Keep the wording of each record exactly the same when you repeat it, and leave out pictures.

Dataset records on visual material
═══
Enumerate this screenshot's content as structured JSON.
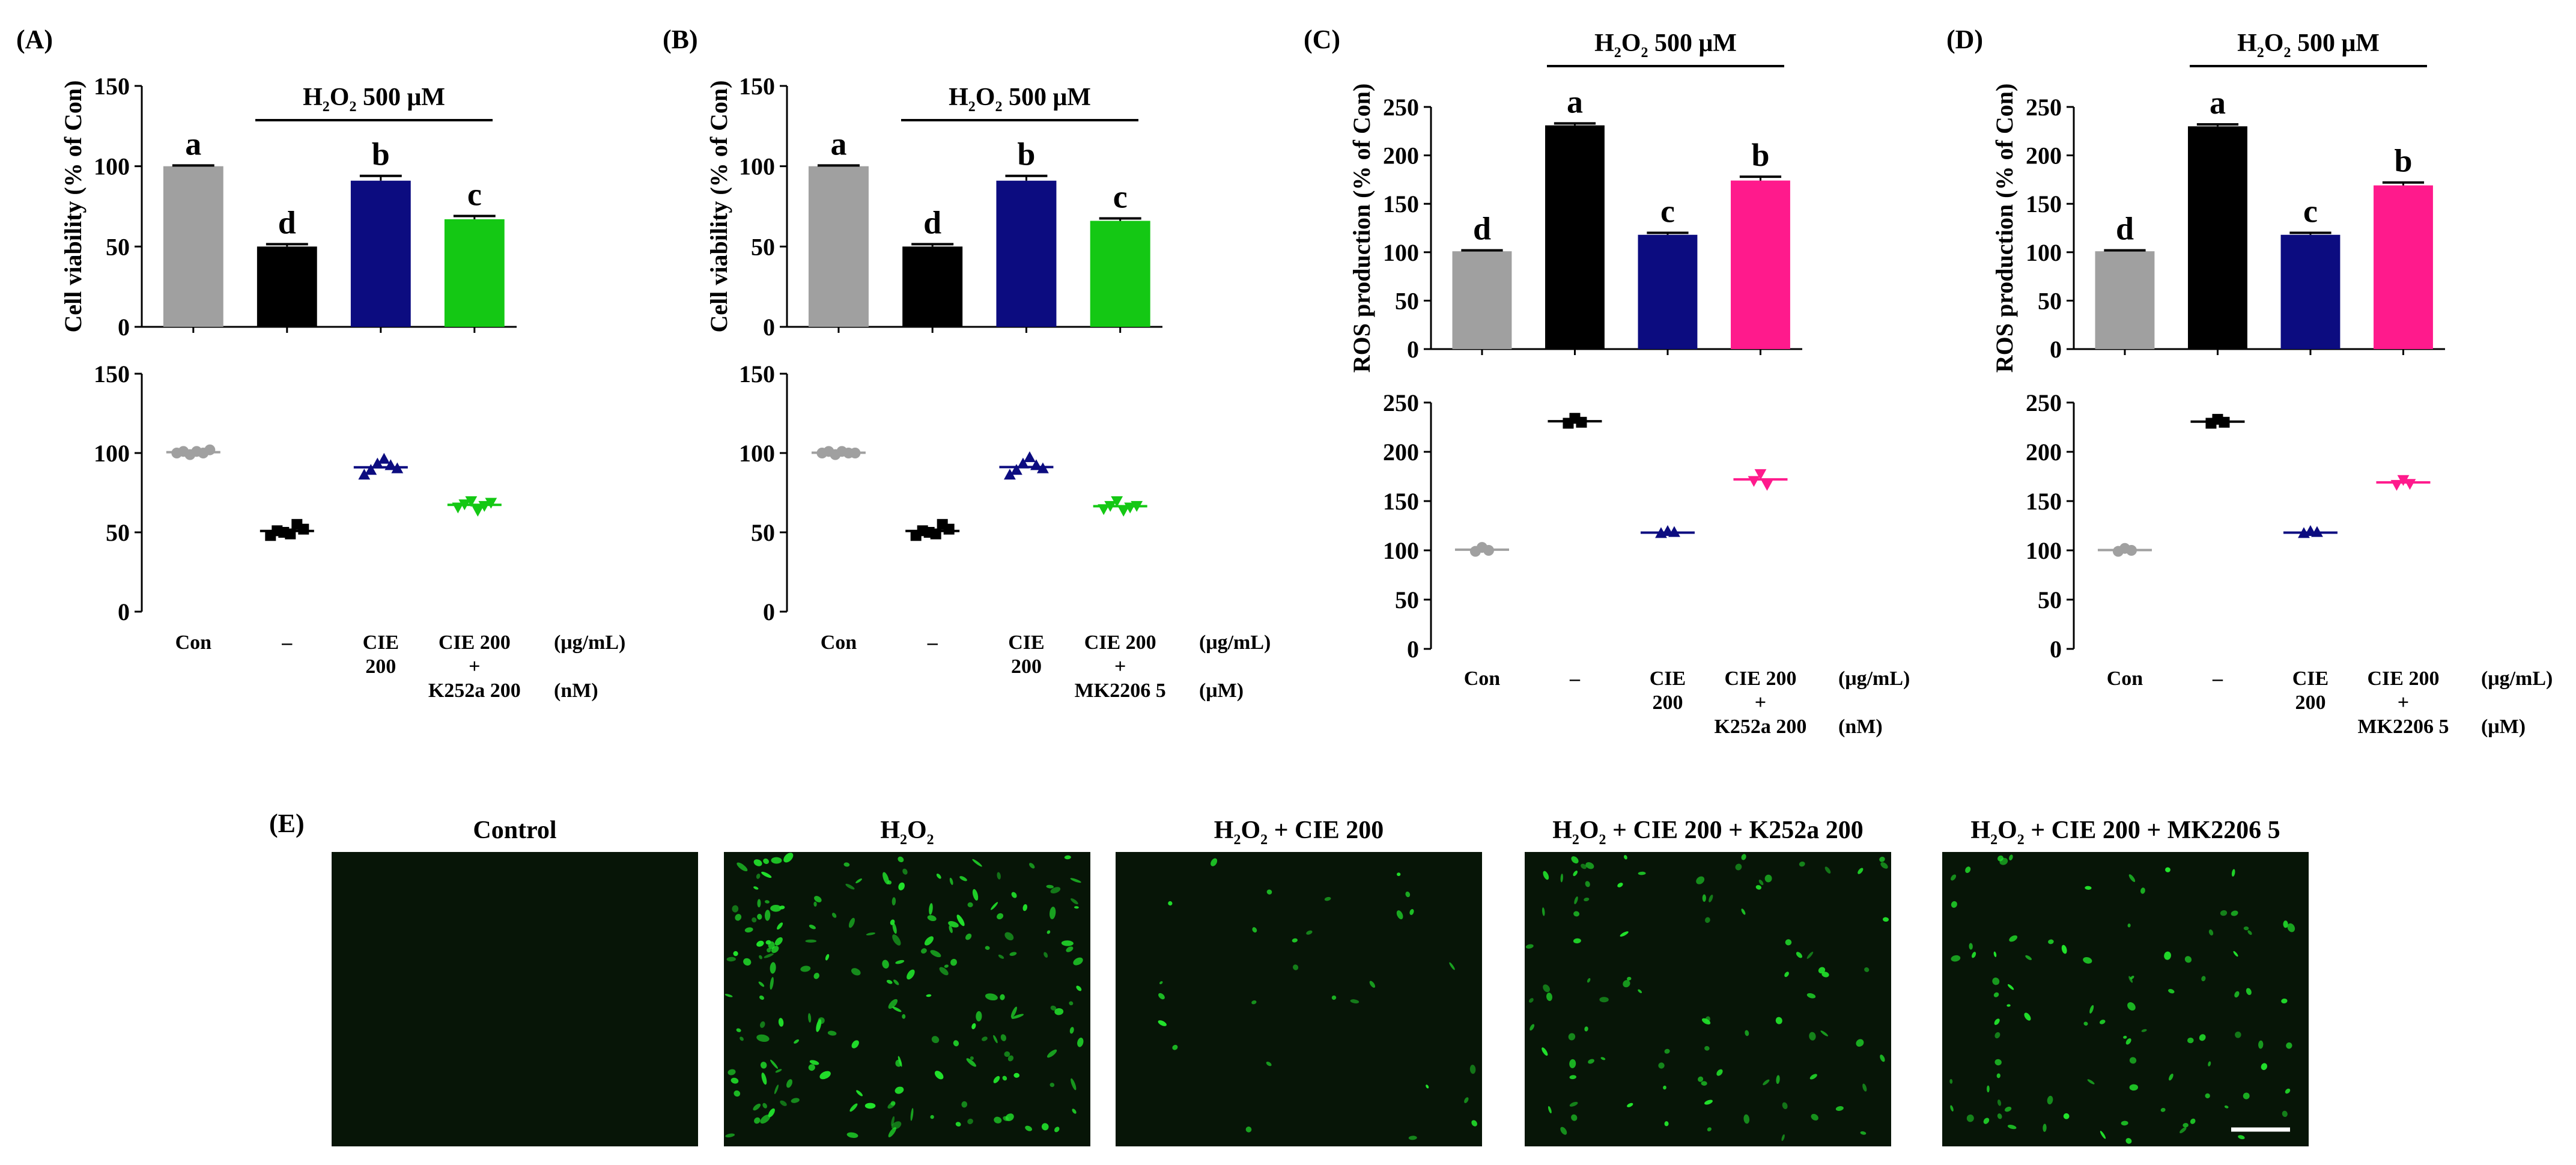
{
  "chart_data": [
    {
      "panel": "(A)",
      "type": "bar",
      "ylabel": "Cell viability (% of Con)",
      "ylim": [
        0,
        150
      ],
      "yticks": [
        0,
        50,
        100,
        150
      ],
      "treatment": {
        "base": "H",
        "sub": "2",
        "mid": "O",
        "sub2": "2",
        "rest": " 500 μM"
      },
      "categories": [
        [
          "Con"
        ],
        [
          "–"
        ],
        [
          "CIE",
          "200"
        ],
        [
          "CIE 200",
          "+",
          "K252a 200"
        ]
      ],
      "units": [
        "(μg/mL)",
        "",
        "(nM)"
      ],
      "values": [
        100,
        50,
        91,
        67
      ],
      "errors": [
        0.5,
        1.5,
        3,
        2
      ],
      "colors": [
        "#a0a0a0",
        "#000000",
        "#0c0c80",
        "#14c814"
      ],
      "letters": [
        "a",
        "d",
        "b",
        "c"
      ],
      "scatter": {
        "type": "scatter",
        "ylim": [
          0,
          150
        ],
        "yticks": [
          0,
          50,
          100,
          150
        ],
        "markers": [
          "circle",
          "square",
          "triangle-up",
          "triangle-down"
        ],
        "points": [
          [
            100,
            101,
            99,
            101,
            100,
            102
          ],
          [
            48,
            51,
            50,
            49,
            55,
            52
          ],
          [
            86,
            89,
            93,
            96,
            92,
            90
          ],
          [
            66,
            68,
            70,
            64,
            67,
            69
          ]
        ]
      }
    },
    {
      "panel": "(B)",
      "type": "bar",
      "ylabel": "Cell viability (% of Con)",
      "ylim": [
        0,
        150
      ],
      "yticks": [
        0,
        50,
        100,
        150
      ],
      "treatment": {
        "base": "H",
        "sub": "2",
        "mid": "O",
        "sub2": "2",
        "rest": " 500 μM"
      },
      "categories": [
        [
          "Con"
        ],
        [
          "–"
        ],
        [
          "CIE",
          "200"
        ],
        [
          "CIE 200",
          "+",
          "MK2206 5"
        ]
      ],
      "units": [
        "(μg/mL)",
        "",
        "(μM)"
      ],
      "values": [
        100,
        50,
        91,
        66
      ],
      "errors": [
        0.5,
        1.5,
        3,
        1.5
      ],
      "colors": [
        "#a0a0a0",
        "#000000",
        "#0c0c80",
        "#14c814"
      ],
      "letters": [
        "a",
        "d",
        "b",
        "c"
      ],
      "scatter": {
        "type": "scatter",
        "ylim": [
          0,
          150
        ],
        "yticks": [
          0,
          50,
          100,
          150
        ],
        "markers": [
          "circle",
          "square",
          "triangle-up",
          "triangle-down"
        ],
        "points": [
          [
            100,
            101,
            99,
            101,
            100,
            100
          ],
          [
            48,
            51,
            50,
            49,
            55,
            52
          ],
          [
            86,
            89,
            93,
            97,
            92,
            90
          ],
          [
            65,
            67,
            70,
            64,
            66,
            67
          ]
        ]
      }
    },
    {
      "panel": "(C)",
      "type": "bar",
      "ylabel": "ROS production (% of Con)",
      "ylim": [
        0,
        250
      ],
      "yticks": [
        0,
        50,
        100,
        150,
        200,
        250
      ],
      "treatment": {
        "base": "H",
        "sub": "2",
        "mid": "O",
        "sub2": "2",
        "rest": " 500 μM"
      },
      "categories": [
        [
          "Con"
        ],
        [
          "–"
        ],
        [
          "CIE",
          "200"
        ],
        [
          "CIE 200",
          "+",
          "K252a 200"
        ]
      ],
      "units": [
        "(μg/mL)",
        "",
        "(nM)"
      ],
      "values": [
        101,
        231,
        118,
        174
      ],
      "errors": [
        1,
        2,
        2,
        4
      ],
      "colors": [
        "#a0a0a0",
        "#000000",
        "#0c0c80",
        "#ff1a8c"
      ],
      "letters": [
        "d",
        "a",
        "c",
        "b"
      ],
      "scatter": {
        "type": "scatter",
        "ylim": [
          0,
          250
        ],
        "yticks": [
          0,
          50,
          100,
          150,
          200,
          250
        ],
        "markers": [
          "circle",
          "square",
          "triangle-up",
          "triangle-down"
        ],
        "points": [
          [
            99,
            103,
            100
          ],
          [
            229,
            234,
            230
          ],
          [
            117,
            119,
            118
          ],
          [
            171,
            178,
            167
          ]
        ]
      }
    },
    {
      "panel": "(D)",
      "type": "bar",
      "ylabel": "ROS production (% of Con)",
      "ylim": [
        0,
        250
      ],
      "yticks": [
        0,
        50,
        100,
        150,
        200,
        250
      ],
      "treatment": {
        "base": "H",
        "sub": "2",
        "mid": "O",
        "sub2": "2",
        "rest": " 500 μM"
      },
      "categories": [
        [
          "Con"
        ],
        [
          "–"
        ],
        [
          "CIE",
          "200"
        ],
        [
          "CIE 200",
          "+",
          "MK2206 5"
        ]
      ],
      "units": [
        "(μg/mL)",
        "",
        "(μM)"
      ],
      "values": [
        101,
        230,
        118,
        169
      ],
      "errors": [
        1,
        2,
        2,
        3
      ],
      "colors": [
        "#a0a0a0",
        "#000000",
        "#0c0c80",
        "#ff1a8c"
      ],
      "letters": [
        "d",
        "a",
        "c",
        "b"
      ],
      "scatter": {
        "type": "scatter",
        "ylim": [
          0,
          250
        ],
        "yticks": [
          0,
          50,
          100,
          150,
          200,
          250
        ],
        "markers": [
          "circle",
          "square",
          "triangle-up",
          "triangle-down"
        ],
        "points": [
          [
            99,
            102,
            100
          ],
          [
            229,
            233,
            230
          ],
          [
            117,
            119,
            118
          ],
          [
            167,
            172,
            168
          ]
        ]
      }
    }
  ],
  "micrographs": {
    "panel": "(E)",
    "images": [
      {
        "title": "Control",
        "density": "none"
      },
      {
        "title": "H2O2",
        "density": "high"
      },
      {
        "title": "H2O2 + CIE 200",
        "density": "low"
      },
      {
        "title": "H2O2 + CIE 200 + K252a 200",
        "density": "medium"
      },
      {
        "title": "H2O2 + CIE 200 + MK2206 5",
        "density": "medium"
      }
    ],
    "fluorescence_color": "#22e52c",
    "background_color": "#071507",
    "scale_bar": true
  }
}
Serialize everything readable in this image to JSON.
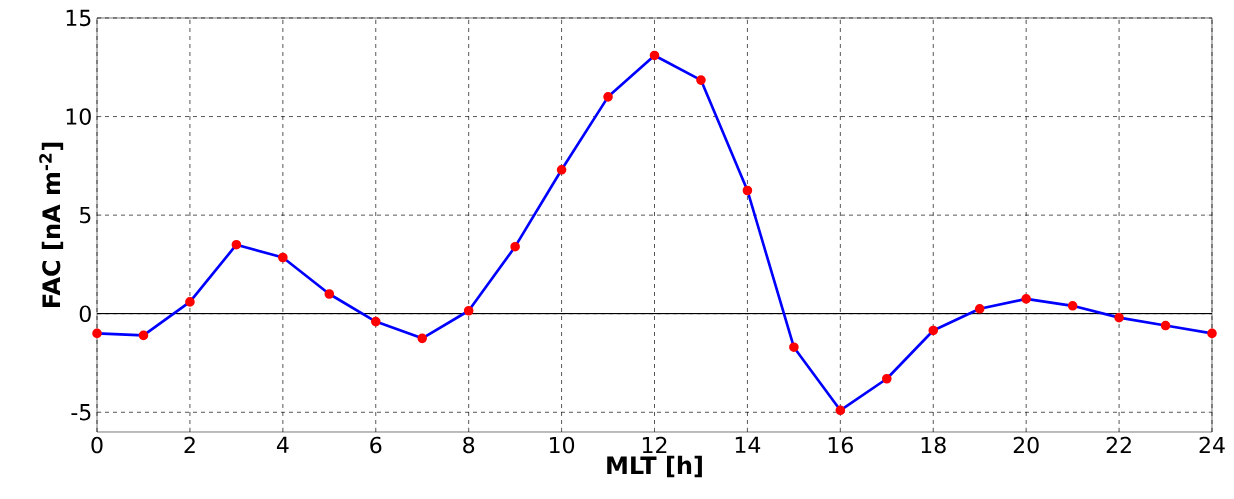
═══
REPLY:
Enumerate this screenshot's content as structured JSON.
{
  "chart_data": [
    {
      "panel": "(A)",
      "type": "bar",
      "ylabel": "Cell viability (% of Con)",
      "ylim": [
        0,
        150
      ],
      "yticks": [
        0,
        50,
        100,
        150
      ],
      "treatment": {
        "base": "H",
        "sub": "2",
        "mid": "O",
        "sub2": "2",
        "rest": " 500 μM"
      },
      "categories": [
        [
          "Con"
        ],
        [
          "–"
        ],
        [
          "CIE",
          "200"
        ],
        [
          "CIE 200",
          "+",
          "K252a 200"
        ]
      ],
      "units": [
        "(μg/mL)",
        "",
        "(nM)"
      ],
      "values": [
        100,
        50,
        91,
        67
      ],
      "errors": [
        0.5,
        1.5,
        3,
        2
      ],
      "colors": [
        "#a0a0a0",
        "#000000",
        "#0c0c80",
        "#14c814"
      ],
      "letters": [
        "a",
        "d",
        "b",
        "c"
      ],
      "scatter": {
        "type": "scatter",
        "ylim": [
          0,
          150
        ],
        "yticks": [
          0,
          50,
          100,
          150
        ],
        "markers": [
          "circle",
          "square",
          "triangle-up",
          "triangle-down"
        ],
        "points": [
          [
            100,
            101,
            99,
            101,
            100,
            102
          ],
          [
            48,
            51,
            50,
            49,
            55,
            52
          ],
          [
            86,
            89,
            93,
            96,
            92,
            90
          ],
          [
            66,
            68,
            70,
            64,
            67,
            69
          ]
        ]
      }
    },
    {
      "panel": "(B)",
      "type": "bar",
      "ylabel": "Cell viability (% of Con)",
      "ylim": [
        0,
        150
      ],
      "yticks": [
        0,
        50,
        100,
        150
      ],
      "treatment": {
        "base": "H",
        "sub": "2",
        "mid": "O",
        "sub2": "2",
        "rest": " 500 μM"
      },
      "categories": [
        [
          "Con"
        ],
        [
          "–"
        ],
        [
          "CIE",
          "200"
        ],
        [
          "CIE 200",
          "+",
          "MK2206 5"
        ]
      ],
      "units": [
        "(μg/mL)",
        "",
        "(μM)"
      ],
      "values": [
        100,
        50,
        91,
        66
      ],
      "errors": [
        0.5,
        1.5,
        3,
        1.5
      ],
      "colors": [
        "#a0a0a0",
        "#000000",
        "#0c0c80",
        "#14c814"
      ],
      "letters": [
        "a",
        "d",
        "b",
        "c"
      ],
      "scatter": {
        "type": "scatter",
        "ylim": [
          0,
          150
        ],
        "yticks": [
          0,
          50,
          100,
          150
        ],
        "markers": [
          "circle",
          "square",
          "triangle-up",
          "triangle-down"
        ],
        "points": [
          [
            100,
            101,
            99,
            101,
            100,
            100
          ],
          [
            48,
            51,
            50,
            49,
            55,
            52
          ],
          [
            86,
            89,
            93,
            97,
            92,
            90
          ],
          [
            65,
            67,
            70,
            64,
            66,
            67
          ]
        ]
      }
    },
    {
      "panel": "(C)",
      "type": "bar",
      "ylabel": "ROS production (% of Con)",
      "ylim": [
        0,
        250
      ],
      "yticks": [
        0,
        50,
        100,
        150,
        200,
        250
      ],
      "treatment": {
        "base": "H",
        "sub": "2",
        "mid": "O",
        "sub2": "2",
        "rest": " 500 μM"
      },
      "categories": [
        [
          "Con"
        ],
        [
          "–"
        ],
        [
          "CIE",
          "200"
        ],
        [
          "CIE 200",
          "+",
          "K252a 200"
        ]
      ],
      "units": [
        "(μg/mL)",
        "",
        "(nM)"
      ],
      "values": [
        101,
        231,
        118,
        174
      ],
      "errors": [
        1,
        2,
        2,
        4
      ],
      "colors": [
        "#a0a0a0",
        "#000000",
        "#0c0c80",
        "#ff1a8c"
      ],
      "letters": [
        "d",
        "a",
        "c",
        "b"
      ],
      "scatter": {
        "type": "scatter",
        "ylim": [
          0,
          250
        ],
        "yticks": [
          0,
          50,
          100,
          150,
          200,
          250
        ],
        "markers": [
          "circle",
          "square",
          "triangle-up",
          "triangle-down"
        ],
        "points": [
          [
            99,
            103,
            100
          ],
          [
            229,
            234,
            230
          ],
          [
            117,
            119,
            118
          ],
          [
            171,
            178,
            167
          ]
        ]
      }
    },
    {
      "panel": "(D)",
      "type": "bar",
      "ylabel": "ROS production (% of Con)",
      "ylim": [
        0,
        250
      ],
      "yticks": [
        0,
        50,
        100,
        150,
        200,
        250
      ],
      "treatment": {
        "base": "H",
        "sub": "2",
        "mid": "O",
        "sub2": "2",
        "rest": " 500 μM"
      },
      "categories": [
        [
          "Con"
        ],
        [
          "–"
        ],
        [
          "CIE",
          "200"
        ],
        [
          "CIE 200",
          "+",
          "MK2206 5"
        ]
      ],
      "units": [
        "(μg/mL)",
        "",
        "(μM)"
      ],
      "values": [
        101,
        230,
        118,
        169
      ],
      "errors": [
        1,
        2,
        2,
        3
      ],
      "colors": [
        "#a0a0a0",
        "#000000",
        "#0c0c80",
        "#ff1a8c"
      ],
      "letters": [
        "d",
        "a",
        "c",
        "b"
      ],
      "scatter": {
        "type": "scatter",
        "ylim": [
          0,
          250
        ],
        "yticks": [
          0,
          50,
          100,
          150,
          200,
          250
        ],
        "markers": [
          "circle",
          "square",
          "triangle-up",
          "triangle-down"
        ],
        "points": [
          [
            99,
            102,
            100
          ],
          [
            229,
            233,
            230
          ],
          [
            117,
            119,
            118
          ],
          [
            167,
            172,
            168
          ]
        ]
      }
    }
  ],
  "micrographs": {
    "panel": "(E)",
    "images": [
      {
        "title": "Control",
        "density": "none"
      },
      {
        "title": "H2O2",
        "density": "high"
      },
      {
        "title": "H2O2 + CIE 200",
        "density": "low"
      },
      {
        "title": "H2O2 + CIE 200 + K252a 200",
        "density": "medium"
      },
      {
        "title": "H2O2 + CIE 200 + MK2206 5",
        "density": "medium"
      }
    ],
    "fluorescence_color": "#22e52c",
    "background_color": "#071507",
    "scale_bar": true
  }
}
Serialize everything readable in this image to JSON.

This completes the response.